Where the word "Game" occurs in a line, return that line.

(EXTRACTED INFORMATION):
-=-=-=-=-

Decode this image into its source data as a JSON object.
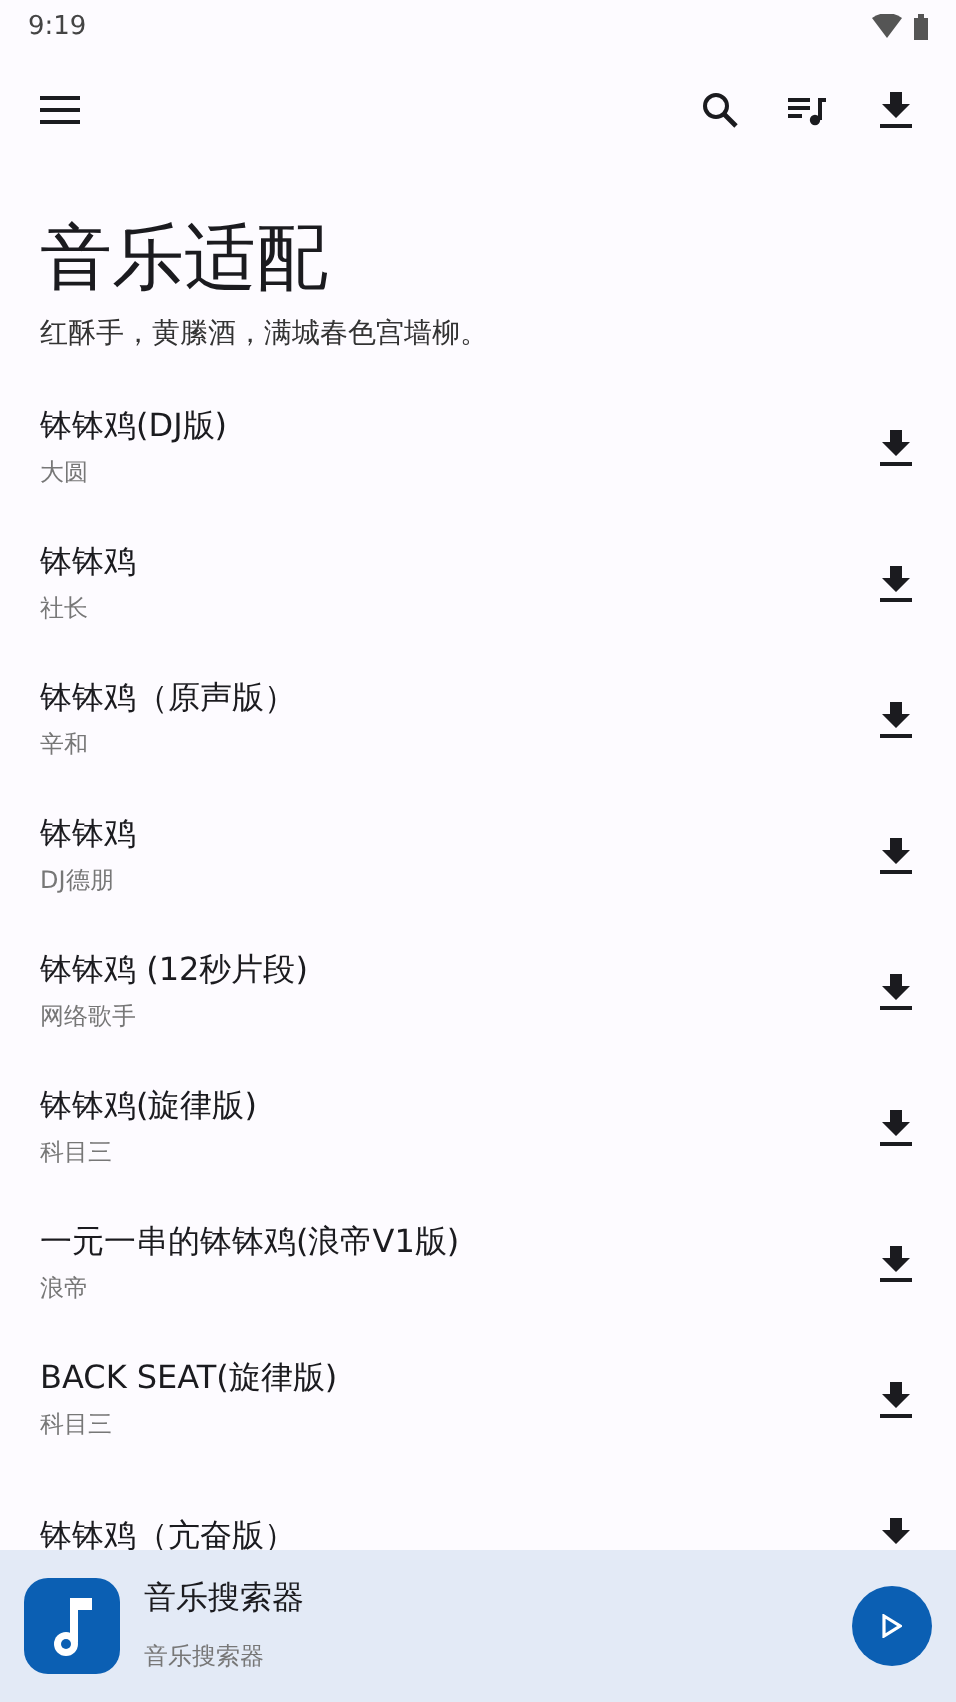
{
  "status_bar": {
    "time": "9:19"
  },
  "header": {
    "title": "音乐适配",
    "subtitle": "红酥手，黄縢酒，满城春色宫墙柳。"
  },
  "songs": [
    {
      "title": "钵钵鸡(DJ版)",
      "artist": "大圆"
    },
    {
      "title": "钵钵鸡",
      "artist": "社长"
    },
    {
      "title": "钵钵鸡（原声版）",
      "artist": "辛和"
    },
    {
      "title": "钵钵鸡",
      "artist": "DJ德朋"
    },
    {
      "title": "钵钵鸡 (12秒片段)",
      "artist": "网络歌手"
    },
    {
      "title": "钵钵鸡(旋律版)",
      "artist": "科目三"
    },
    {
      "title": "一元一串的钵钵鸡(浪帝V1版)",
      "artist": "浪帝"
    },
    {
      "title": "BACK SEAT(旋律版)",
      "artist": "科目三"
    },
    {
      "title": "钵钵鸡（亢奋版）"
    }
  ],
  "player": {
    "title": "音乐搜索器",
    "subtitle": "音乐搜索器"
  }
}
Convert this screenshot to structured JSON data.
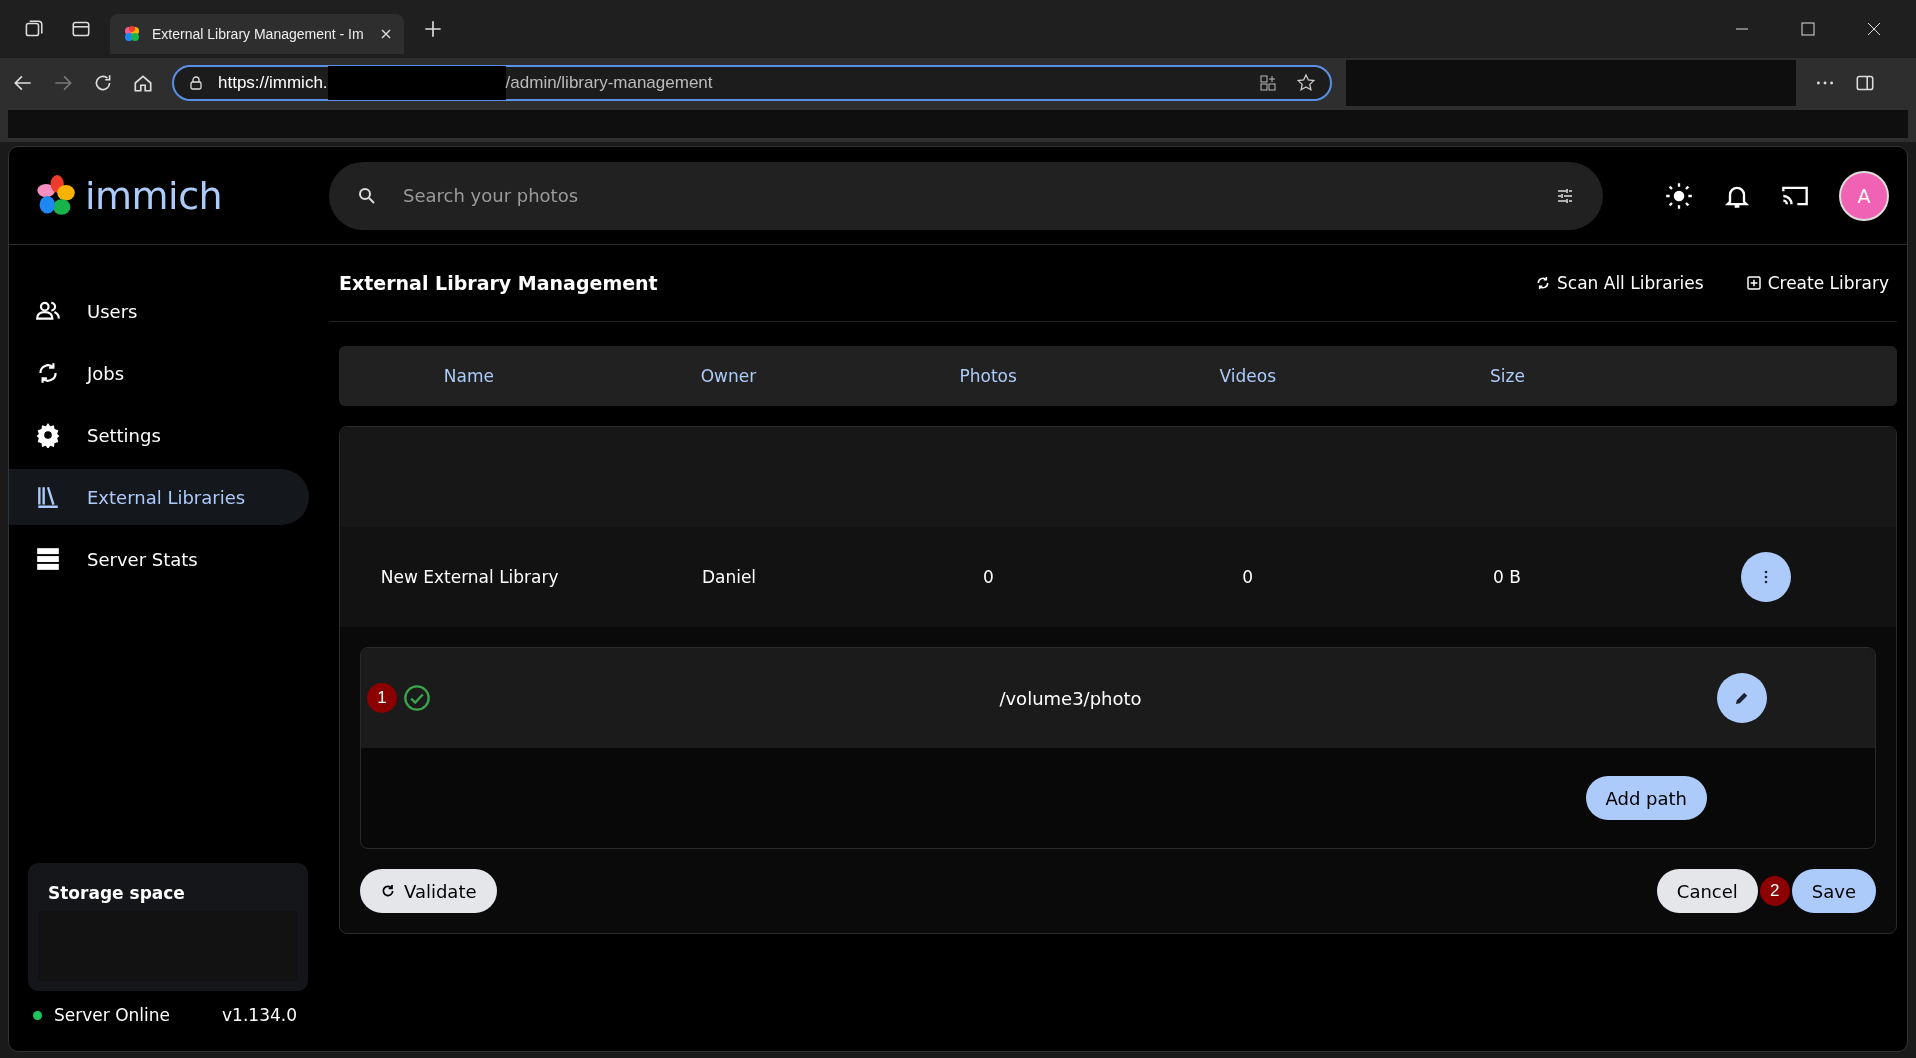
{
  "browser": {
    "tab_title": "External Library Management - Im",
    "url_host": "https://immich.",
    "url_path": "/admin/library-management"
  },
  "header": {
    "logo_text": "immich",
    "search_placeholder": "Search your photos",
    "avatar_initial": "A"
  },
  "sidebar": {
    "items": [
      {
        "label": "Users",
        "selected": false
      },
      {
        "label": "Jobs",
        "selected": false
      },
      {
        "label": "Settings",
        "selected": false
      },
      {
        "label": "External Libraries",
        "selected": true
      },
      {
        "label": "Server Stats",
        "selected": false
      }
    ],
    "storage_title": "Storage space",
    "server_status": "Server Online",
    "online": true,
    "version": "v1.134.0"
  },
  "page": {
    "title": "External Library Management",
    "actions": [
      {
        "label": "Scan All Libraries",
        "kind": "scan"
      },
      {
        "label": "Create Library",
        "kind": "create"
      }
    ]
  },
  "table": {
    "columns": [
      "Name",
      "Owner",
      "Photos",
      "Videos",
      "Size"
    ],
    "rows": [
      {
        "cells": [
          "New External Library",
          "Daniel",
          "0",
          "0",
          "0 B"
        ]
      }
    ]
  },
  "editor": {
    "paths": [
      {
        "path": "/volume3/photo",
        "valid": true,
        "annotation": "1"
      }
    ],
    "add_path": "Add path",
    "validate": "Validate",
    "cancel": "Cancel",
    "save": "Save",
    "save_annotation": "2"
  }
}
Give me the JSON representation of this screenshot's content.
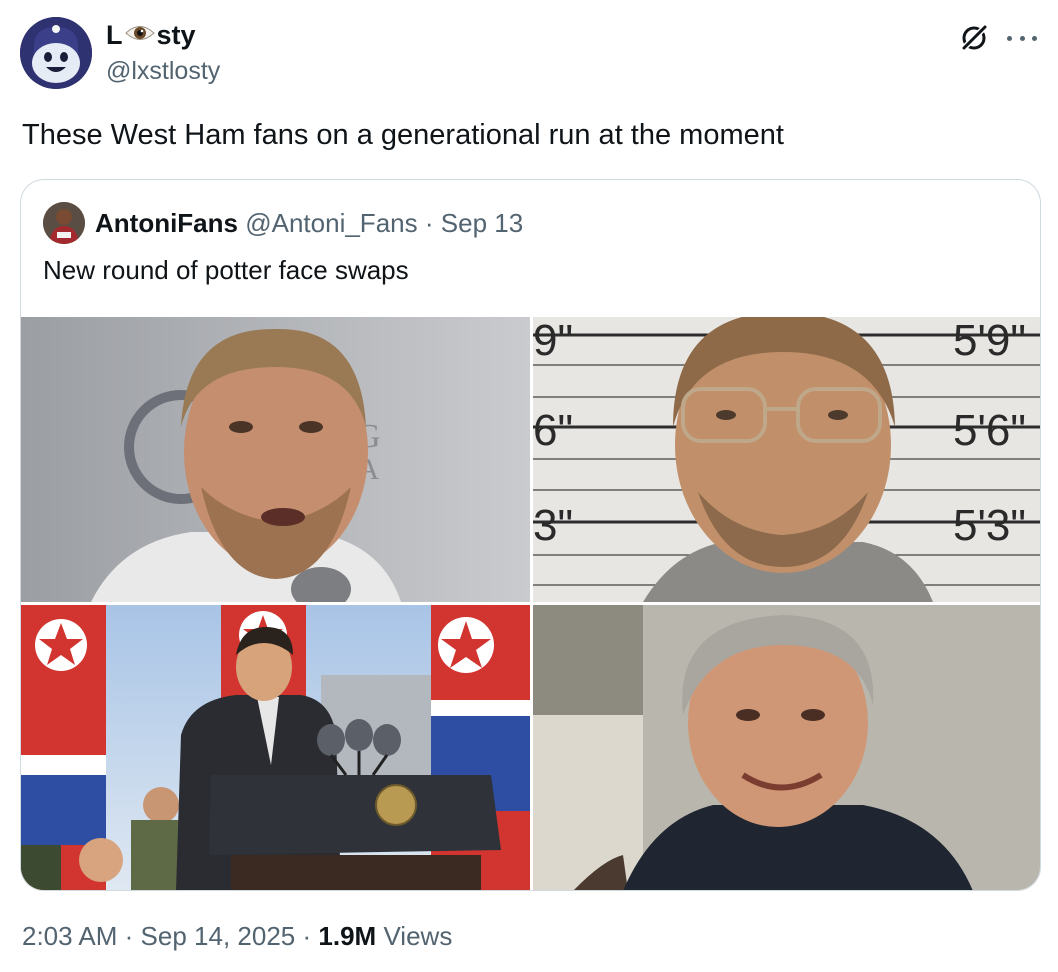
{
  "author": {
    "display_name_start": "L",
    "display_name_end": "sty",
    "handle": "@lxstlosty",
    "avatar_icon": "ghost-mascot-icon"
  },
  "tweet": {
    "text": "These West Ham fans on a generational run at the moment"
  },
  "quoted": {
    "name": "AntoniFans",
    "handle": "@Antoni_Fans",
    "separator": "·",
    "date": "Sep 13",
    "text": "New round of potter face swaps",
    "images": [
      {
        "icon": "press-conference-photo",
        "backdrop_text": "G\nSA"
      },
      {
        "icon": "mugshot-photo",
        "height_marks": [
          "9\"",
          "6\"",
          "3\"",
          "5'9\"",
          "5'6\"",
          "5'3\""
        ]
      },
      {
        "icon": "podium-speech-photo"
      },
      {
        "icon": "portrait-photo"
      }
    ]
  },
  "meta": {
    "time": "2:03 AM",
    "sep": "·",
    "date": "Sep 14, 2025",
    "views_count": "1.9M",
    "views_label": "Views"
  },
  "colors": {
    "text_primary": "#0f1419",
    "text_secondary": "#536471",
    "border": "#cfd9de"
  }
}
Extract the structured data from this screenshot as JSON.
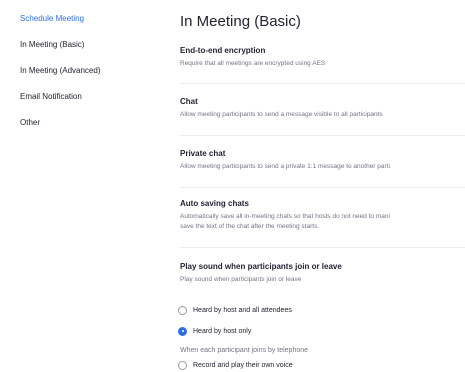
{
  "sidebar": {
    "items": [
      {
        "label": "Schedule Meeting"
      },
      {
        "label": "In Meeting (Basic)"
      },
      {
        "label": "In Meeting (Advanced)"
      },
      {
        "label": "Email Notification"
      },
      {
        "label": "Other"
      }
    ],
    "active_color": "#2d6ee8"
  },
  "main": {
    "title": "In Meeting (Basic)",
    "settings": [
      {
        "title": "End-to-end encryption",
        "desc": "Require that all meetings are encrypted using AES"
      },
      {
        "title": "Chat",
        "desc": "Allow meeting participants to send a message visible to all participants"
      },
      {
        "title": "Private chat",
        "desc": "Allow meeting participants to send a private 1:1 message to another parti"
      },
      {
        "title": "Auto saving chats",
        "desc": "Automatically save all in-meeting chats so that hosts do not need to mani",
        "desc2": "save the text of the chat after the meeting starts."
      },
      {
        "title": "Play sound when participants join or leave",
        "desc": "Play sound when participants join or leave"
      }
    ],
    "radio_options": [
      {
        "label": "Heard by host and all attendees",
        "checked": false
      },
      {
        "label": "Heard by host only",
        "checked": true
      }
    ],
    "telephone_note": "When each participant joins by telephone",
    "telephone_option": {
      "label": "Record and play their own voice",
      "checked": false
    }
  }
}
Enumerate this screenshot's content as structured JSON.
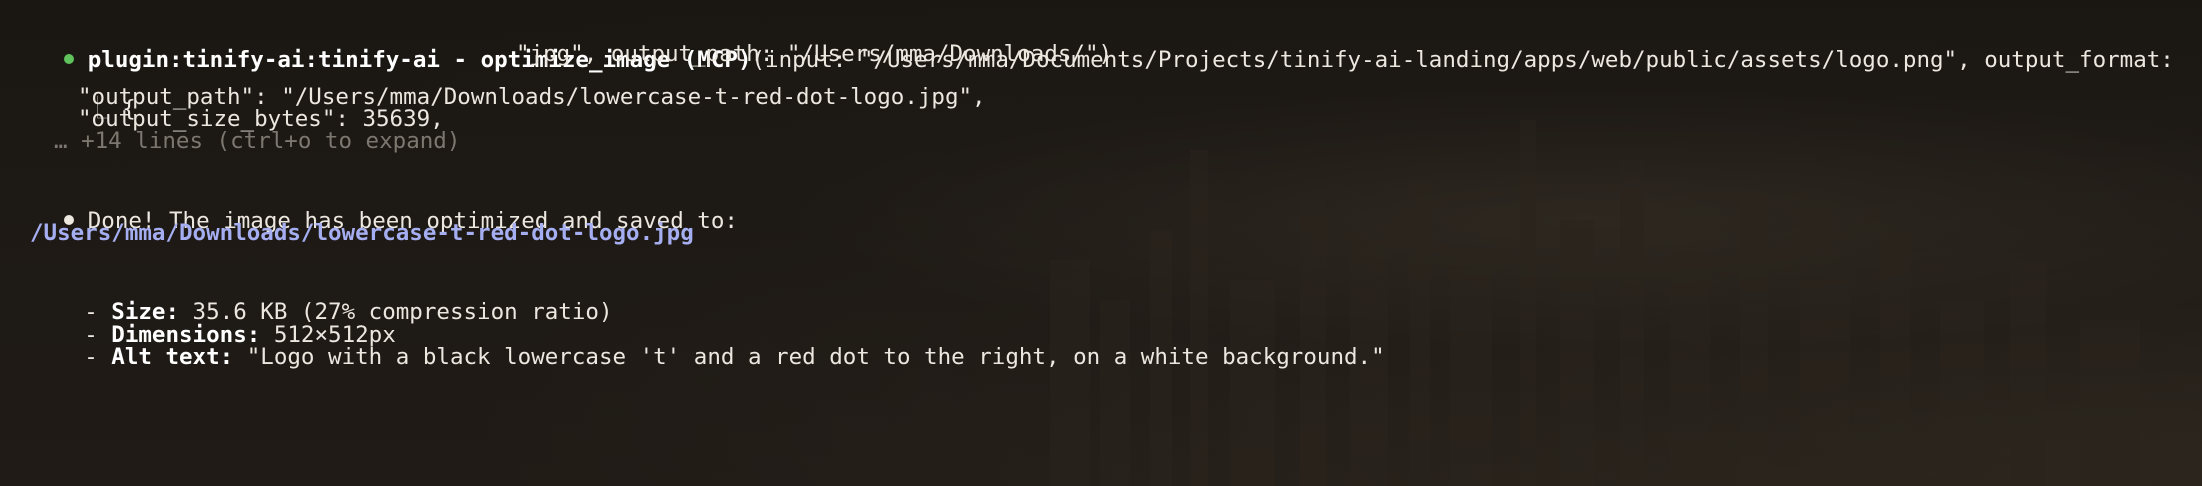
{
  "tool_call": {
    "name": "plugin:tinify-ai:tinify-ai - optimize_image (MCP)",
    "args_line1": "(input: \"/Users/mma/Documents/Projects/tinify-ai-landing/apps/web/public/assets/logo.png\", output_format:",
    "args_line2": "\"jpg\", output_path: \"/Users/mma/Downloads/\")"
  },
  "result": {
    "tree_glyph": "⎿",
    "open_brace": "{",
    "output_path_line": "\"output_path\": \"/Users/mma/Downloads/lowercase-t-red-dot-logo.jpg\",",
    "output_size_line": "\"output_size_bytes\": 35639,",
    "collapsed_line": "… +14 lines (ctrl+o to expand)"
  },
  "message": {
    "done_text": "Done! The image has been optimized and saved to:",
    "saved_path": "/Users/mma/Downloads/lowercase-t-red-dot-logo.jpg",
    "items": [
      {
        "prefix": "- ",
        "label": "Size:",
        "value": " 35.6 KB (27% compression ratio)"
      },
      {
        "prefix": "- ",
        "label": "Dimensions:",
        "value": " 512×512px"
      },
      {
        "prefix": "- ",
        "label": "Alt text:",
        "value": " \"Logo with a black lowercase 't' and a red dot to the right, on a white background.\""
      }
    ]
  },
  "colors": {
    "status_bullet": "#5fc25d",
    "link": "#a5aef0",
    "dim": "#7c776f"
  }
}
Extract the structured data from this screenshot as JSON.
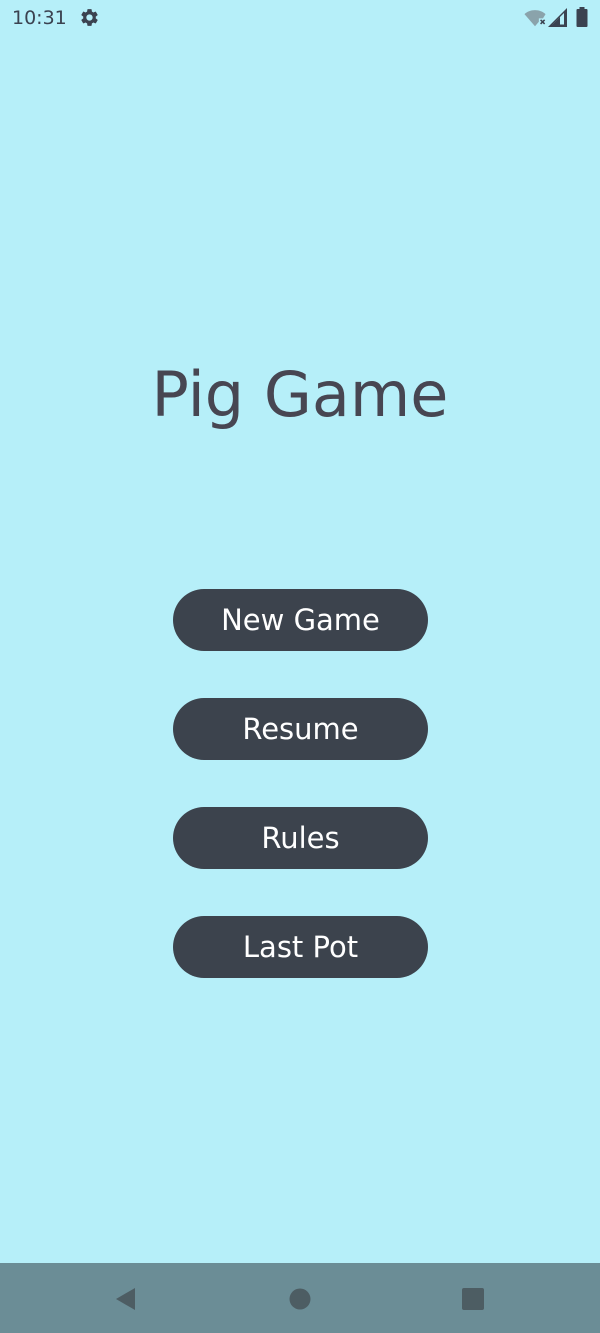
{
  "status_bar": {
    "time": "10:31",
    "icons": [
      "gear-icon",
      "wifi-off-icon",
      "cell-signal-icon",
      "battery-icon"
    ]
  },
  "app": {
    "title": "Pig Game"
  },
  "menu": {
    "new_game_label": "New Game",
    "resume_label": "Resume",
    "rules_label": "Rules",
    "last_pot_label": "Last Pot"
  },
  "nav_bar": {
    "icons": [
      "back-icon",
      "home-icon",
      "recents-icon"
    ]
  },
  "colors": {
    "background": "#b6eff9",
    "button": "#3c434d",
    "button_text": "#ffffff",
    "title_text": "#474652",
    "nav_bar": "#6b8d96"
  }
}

-=-=-=-=-

(EXPECTED ANSWER):
    "title": "Pig Game"
    "new_game_label": "New Game",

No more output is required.